Instructions for the task: Transcribe each line of the records below exactly, excluding any embedded images.

Recorded information:

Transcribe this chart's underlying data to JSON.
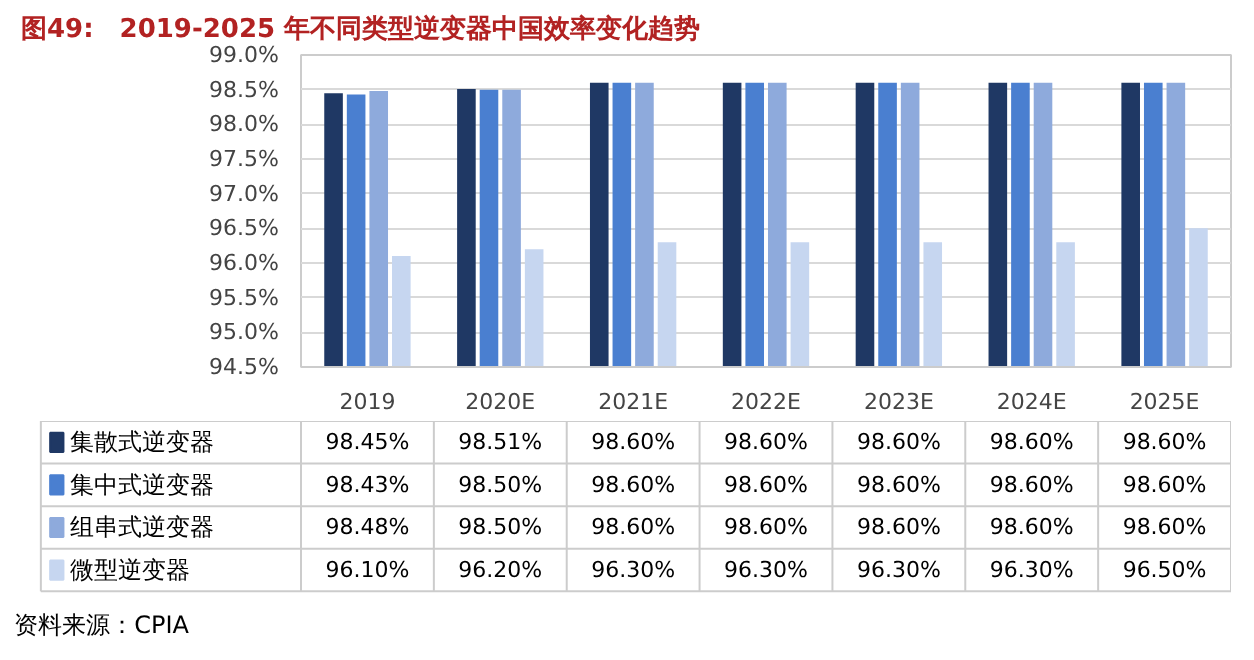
{
  "chart_data": {
    "type": "bar",
    "title": "图49:　2019-2025 年不同类型逆变器中国效率变化趋势",
    "categories": [
      "2019",
      "2020E",
      "2021E",
      "2022E",
      "2023E",
      "2024E",
      "2025E"
    ],
    "series": [
      {
        "name": "集散式逆变器",
        "color": "#1f3864",
        "values": [
          98.45,
          98.51,
          98.6,
          98.6,
          98.6,
          98.6,
          98.6
        ],
        "value_labels": [
          "98.45%",
          "98.51%",
          "98.60%",
          "98.60%",
          "98.60%",
          "98.60%",
          "98.60%"
        ]
      },
      {
        "name": "集中式逆变器",
        "color": "#4a7fd0",
        "values": [
          98.43,
          98.5,
          98.6,
          98.6,
          98.6,
          98.6,
          98.6
        ],
        "value_labels": [
          "98.43%",
          "98.50%",
          "98.60%",
          "98.60%",
          "98.60%",
          "98.60%",
          "98.60%"
        ]
      },
      {
        "name": "组串式逆变器",
        "color": "#8eaadc",
        "values": [
          98.48,
          98.5,
          98.6,
          98.6,
          98.6,
          98.6,
          98.6
        ],
        "value_labels": [
          "98.48%",
          "98.50%",
          "98.60%",
          "98.60%",
          "98.60%",
          "98.60%",
          "98.60%"
        ]
      },
      {
        "name": "微型逆变器",
        "color": "#c6d6f0",
        "values": [
          96.1,
          96.2,
          96.3,
          96.3,
          96.3,
          96.3,
          96.5
        ],
        "value_labels": [
          "96.10%",
          "96.20%",
          "96.30%",
          "96.30%",
          "96.30%",
          "96.30%",
          "96.50%"
        ]
      }
    ],
    "ylim": [
      94.5,
      99.0
    ],
    "yticks": [
      {
        "value": 94.5,
        "label": "94.5%"
      },
      {
        "value": 95.0,
        "label": "95.0%"
      },
      {
        "value": 95.5,
        "label": "95.5%"
      },
      {
        "value": 96.0,
        "label": "96.0%"
      },
      {
        "value": 96.5,
        "label": "96.5%"
      },
      {
        "value": 97.0,
        "label": "97.0%"
      },
      {
        "value": 97.5,
        "label": "97.5%"
      },
      {
        "value": 98.0,
        "label": "98.0%"
      },
      {
        "value": 98.5,
        "label": "98.5%"
      },
      {
        "value": 99.0,
        "label": "99.0%"
      }
    ],
    "grid": "y",
    "legend": "bottom",
    "annotations": [
      "资料来源：CPIA"
    ]
  }
}
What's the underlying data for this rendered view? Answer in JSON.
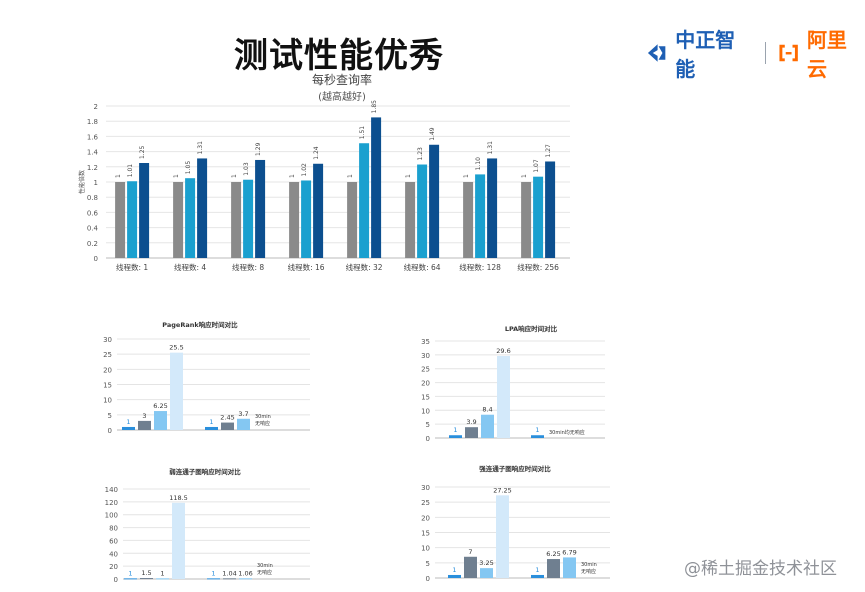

The completed task:
Transcribe this chart's underlying data to JSON.
{
  "chart_data": {
    "type": "bar",
    "title": "图49:　2019-2025 年不同类型逆变器中国效率变化趋势",
    "categories": [
      "2019",
      "2020E",
      "2021E",
      "2022E",
      "2023E",
      "2024E",
      "2025E"
    ],
    "series": [
      {
        "name": "集散式逆变器",
        "color": "#1f3864",
        "values": [
          98.45,
          98.51,
          98.6,
          98.6,
          98.6,
          98.6,
          98.6
        ],
        "value_labels": [
          "98.45%",
          "98.51%",
          "98.60%",
          "98.60%",
          "98.60%",
          "98.60%",
          "98.60%"
        ]
      },
      {
        "name": "集中式逆变器",
        "color": "#4a7fd0",
        "values": [
          98.43,
          98.5,
          98.6,
          98.6,
          98.6,
          98.6,
          98.6
        ],
        "value_labels": [
          "98.43%",
          "98.50%",
          "98.60%",
          "98.60%",
          "98.60%",
          "98.60%",
          "98.60%"
        ]
      },
      {
        "name": "组串式逆变器",
        "color": "#8eaadc",
        "values": [
          98.48,
          98.5,
          98.6,
          98.6,
          98.6,
          98.6,
          98.6
        ],
        "value_labels": [
          "98.48%",
          "98.50%",
          "98.60%",
          "98.60%",
          "98.60%",
          "98.60%",
          "98.60%"
        ]
      },
      {
        "name": "微型逆变器",
        "color": "#c6d6f0",
        "values": [
          96.1,
          96.2,
          96.3,
          96.3,
          96.3,
          96.3,
          96.5
        ],
        "value_labels": [
          "96.10%",
          "96.20%",
          "96.30%",
          "96.30%",
          "96.30%",
          "96.30%",
          "96.50%"
        ]
      }
    ],
    "ylim": [
      94.5,
      99.0
    ],
    "yticks": [
      {
        "value": 94.5,
        "label": "94.5%"
      },
      {
        "value": 95.0,
        "label": "95.0%"
      },
      {
        "value": 95.5,
        "label": "95.5%"
      },
      {
        "value": 96.0,
        "label": "96.0%"
      },
      {
        "value": 96.5,
        "label": "96.5%"
      },
      {
        "value": 97.0,
        "label": "97.0%"
      },
      {
        "value": 97.5,
        "label": "97.5%"
      },
      {
        "value": 98.0,
        "label": "98.0%"
      },
      {
        "value": 98.5,
        "label": "98.5%"
      },
      {
        "value": 99.0,
        "label": "99.0%"
      }
    ],
    "grid": "y",
    "legend": "bottom",
    "annotations": [
      "资料来源：CPIA"
    ]
  }
}
What's the underlying data for this rendered view? Answer in JSON.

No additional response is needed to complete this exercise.